**WHAT TO PRODUCE:** All of the data must be printed exactly; please include every line.

**INPUT ROWS:**
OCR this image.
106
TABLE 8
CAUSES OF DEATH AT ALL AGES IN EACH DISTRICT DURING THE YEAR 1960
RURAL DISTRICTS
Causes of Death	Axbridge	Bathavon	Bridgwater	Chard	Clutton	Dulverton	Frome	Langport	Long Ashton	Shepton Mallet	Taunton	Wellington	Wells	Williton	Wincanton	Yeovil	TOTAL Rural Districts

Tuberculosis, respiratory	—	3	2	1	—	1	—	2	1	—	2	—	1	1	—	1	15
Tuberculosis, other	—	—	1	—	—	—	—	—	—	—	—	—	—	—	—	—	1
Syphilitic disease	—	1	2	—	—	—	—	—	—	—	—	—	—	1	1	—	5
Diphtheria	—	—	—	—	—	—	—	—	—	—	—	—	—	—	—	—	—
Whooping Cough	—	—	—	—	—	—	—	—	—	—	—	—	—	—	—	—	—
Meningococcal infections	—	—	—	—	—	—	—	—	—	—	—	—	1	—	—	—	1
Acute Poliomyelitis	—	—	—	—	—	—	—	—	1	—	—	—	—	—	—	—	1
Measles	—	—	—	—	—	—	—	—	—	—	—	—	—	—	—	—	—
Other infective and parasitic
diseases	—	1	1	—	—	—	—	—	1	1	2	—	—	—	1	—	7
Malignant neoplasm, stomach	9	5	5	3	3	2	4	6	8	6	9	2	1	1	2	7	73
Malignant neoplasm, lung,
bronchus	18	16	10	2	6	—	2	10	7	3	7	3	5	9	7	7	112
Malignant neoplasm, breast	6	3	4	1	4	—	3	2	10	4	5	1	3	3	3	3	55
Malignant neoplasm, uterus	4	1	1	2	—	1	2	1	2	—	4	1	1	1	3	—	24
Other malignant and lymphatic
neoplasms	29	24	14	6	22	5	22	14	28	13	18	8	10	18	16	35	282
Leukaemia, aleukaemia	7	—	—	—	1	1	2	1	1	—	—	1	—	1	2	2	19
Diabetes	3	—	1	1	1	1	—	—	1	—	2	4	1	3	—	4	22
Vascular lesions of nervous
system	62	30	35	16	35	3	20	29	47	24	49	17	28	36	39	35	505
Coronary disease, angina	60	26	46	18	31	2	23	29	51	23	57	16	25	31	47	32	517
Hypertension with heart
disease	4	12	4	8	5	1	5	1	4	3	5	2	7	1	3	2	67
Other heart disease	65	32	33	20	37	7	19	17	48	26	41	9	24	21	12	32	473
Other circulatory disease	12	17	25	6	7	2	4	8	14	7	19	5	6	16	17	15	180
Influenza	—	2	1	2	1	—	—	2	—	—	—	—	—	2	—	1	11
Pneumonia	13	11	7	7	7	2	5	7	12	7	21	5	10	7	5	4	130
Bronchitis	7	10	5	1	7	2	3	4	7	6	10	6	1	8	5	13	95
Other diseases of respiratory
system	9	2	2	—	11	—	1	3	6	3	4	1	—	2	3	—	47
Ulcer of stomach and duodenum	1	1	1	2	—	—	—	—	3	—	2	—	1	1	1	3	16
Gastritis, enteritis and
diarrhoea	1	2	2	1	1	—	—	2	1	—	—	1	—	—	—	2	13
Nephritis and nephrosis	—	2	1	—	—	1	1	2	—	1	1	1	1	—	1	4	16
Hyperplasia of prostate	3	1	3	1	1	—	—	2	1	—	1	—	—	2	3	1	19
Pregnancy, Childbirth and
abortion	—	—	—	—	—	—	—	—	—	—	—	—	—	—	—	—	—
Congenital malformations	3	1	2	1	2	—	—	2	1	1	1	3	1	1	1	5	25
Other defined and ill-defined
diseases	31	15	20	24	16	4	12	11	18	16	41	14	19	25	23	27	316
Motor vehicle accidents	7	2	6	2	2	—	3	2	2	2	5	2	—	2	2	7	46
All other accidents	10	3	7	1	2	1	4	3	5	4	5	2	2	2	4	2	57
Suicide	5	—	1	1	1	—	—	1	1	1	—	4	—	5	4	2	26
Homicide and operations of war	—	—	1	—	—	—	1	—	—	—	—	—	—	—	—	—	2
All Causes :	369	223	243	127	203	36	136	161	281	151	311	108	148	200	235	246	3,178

**OUTPUT BELOW:**
OCR this image.
106
TABLE 8
CAUSES OF DEATH AT ALL AGES IN EACH DISTRICT DURING THE YEAR 1960
RURAL DISTRICTS
Causes of Death	Axbridge	Bathavon	Bridgwater	Chard	Clutton	Dulverton	Frome	Langport	Long Ashton	Shepton Mallet	Taunton	Wellington	Wells	Williton	Wincanton	Yeovil	TOTAL Rural Districts

Tuberculosis, respiratory	—	3	2	1	—	1	—	2	1	—	2	—	1	1	—	1	15
Tuberculosis, other	—	—	1	—	—	—	—	—	—	—	—	—	—	—	—	—	1
Syphilitic disease	—	1	2	—	—	—	—	—	—	—	—	—	—	1	1	—	5
Diphtheria	—	—	—	—	—	—	—	—	—	—	—	—	—	—	—	—	—
Whooping Cough	—	—	—	—	—	—	—	—	—	—	—	—	—	—	—	—	—
Meningococcal infections	—	—	—	—	—	—	—	—	—	—	—	—	1	—	—	—	1
Acute Poliomyelitis	—	—	—	—	—	—	—	—	1	—	—	—	—	—	—	—	1
Measles	—	—	—	—	—	—	—	—	—	—	—	—	—	—	—	—	—
Other infective and parasitic
diseases	—	1	1	—	—	—	—	—	1	1	2	—	—	—	1	—	7
Malignant neoplasm, stomach	9	5	5	3	3	2	4	6	8	6	9	2	1	1	2	7	73
Malignant neoplasm, lung,
bronchus	18	16	10	2	6	—	2	10	7	3	7	3	5	9	7	7	112
Malignant neoplasm, breast	6	3	4	1	4	—	3	2	10	4	5	1	3	3	3	3	55
Malignant neoplasm, uterus	4	1	1	2	—	1	2	1	2	—	4	1	1	1	3	—	24
Other malignant and lymphatic
neoplasms	29	24	14	6	22	5	22	14	28	13	18	8	10	18	16	35	282
Leukaemia, aleukaemia	7	—	—	—	1	1	2	1	1	—	—	1	—	1	2	2	19
Diabetes	3	—	1	1	1	1	—	—	1	—	2	4	1	3	—	4	22
Vascular lesions of nervous
system	62	30	35	16	35	3	20	29	47	24	49	17	28	36	39	35	505
Coronary disease, angina	60	26	46	18	31	2	23	29	51	23	57	16	25	31	47	32	517
Hypertension with heart
disease	4	12	4	8	5	1	5	1	4	3	5	2	7	1	3	2	67
Other heart disease	65	32	33	20	37	7	19	17	48	26	41	9	24	21	12	32	473
Other circulatory disease	12	17	25	6	7	2	4	8	14	7	19	5	6	16	17	15	180
Influenza	—	2	1	2	1	—	—	2	—	—	—	—	—	2	—	1	11
Pneumonia	13	11	7	7	7	2	5	7	12	7	21	5	10	7	5	4	130
Bronchitis	7	10	5	1	7	2	3	4	7	6	10	6	1	8	5	13	95
Other diseases of respiratory
system	9	2	2	—	11	—	1	3	6	3	4	1	—	2	3	—	47
Ulcer of stomach and duodenum	1	1	1	2	—	—	—	—	3	—	2	—	1	1	1	3	16
Gastritis, enteritis and
diarrhoea	1	2	2	1	1	—	—	2	1	—	—	1	—	—	—	2	13
Nephritis and nephrosis	—	2	1	—	—	1	1	2	—	1	1	1	1	—	1	4	16
Hyperplasia of prostate	3	1	3	1	1	—	—	2	1	—	1	—	—	2	3	1	19
Pregnancy, Childbirth and
abortion	—	—	—	—	—	—	—	—	—	—	—	—	—	—	—	—	—
Congenital malformations	3	1	2	1	2	—	—	2	1	1	1	3	1	1	1	5	25
Other defined and ill-defined
diseases	31	15	20	24	16	4	12	11	18	16	41	14	19	25	23	27	316
Motor vehicle accidents	7	2	6	2	2	—	3	2	2	2	5	2	—	2	2	7	46
All other accidents	10	3	7	1	2	1	4	3	5	4	5	2	2	2	4	2	57
Suicide	5	—	1	1	1	—	—	1	1	1	—	4	—	5	4	2	26
Homicide and operations of war	—	—	1	—	—	—	1	—	—	—	—	—	—	—	—	—	2
All Causes :	369	223	243	127	203	36	136	161	281	151	311	108	148	200	235	246	3,178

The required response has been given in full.